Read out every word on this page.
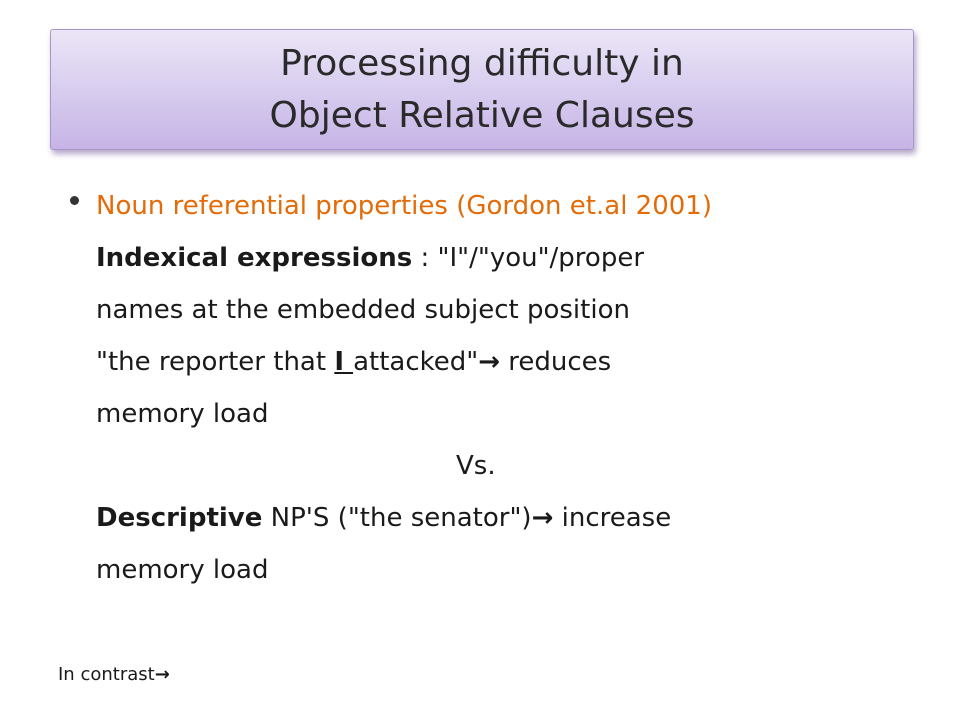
Processing difficulty in
Object Relative Clauses
Noun referential properties (Gordon et.al 2001)
Indexical expressions : "I"/"you"/proper
names at the embedded subject position
"the reporter that I attacked"→ reduces
memory load
Vs.
Descriptive NP'S ("the senator")→ increase
memory load
In contrast→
··········
-- AIM --
Leave out the pictures and repeat everything else in the records exactly.

-- THE SOLUTION --
Read out every word on this page.
Processing difficulty in
Object Relative Clauses
Noun referential properties (Gordon et.al 2001)
Indexical expressions : "I"/"you"/proper
names at the embedded subject position
"the reporter that I attacked"→ reduces
memory load
Vs.
Descriptive NP'S ("the senator")→ increase
memory load
In contrast→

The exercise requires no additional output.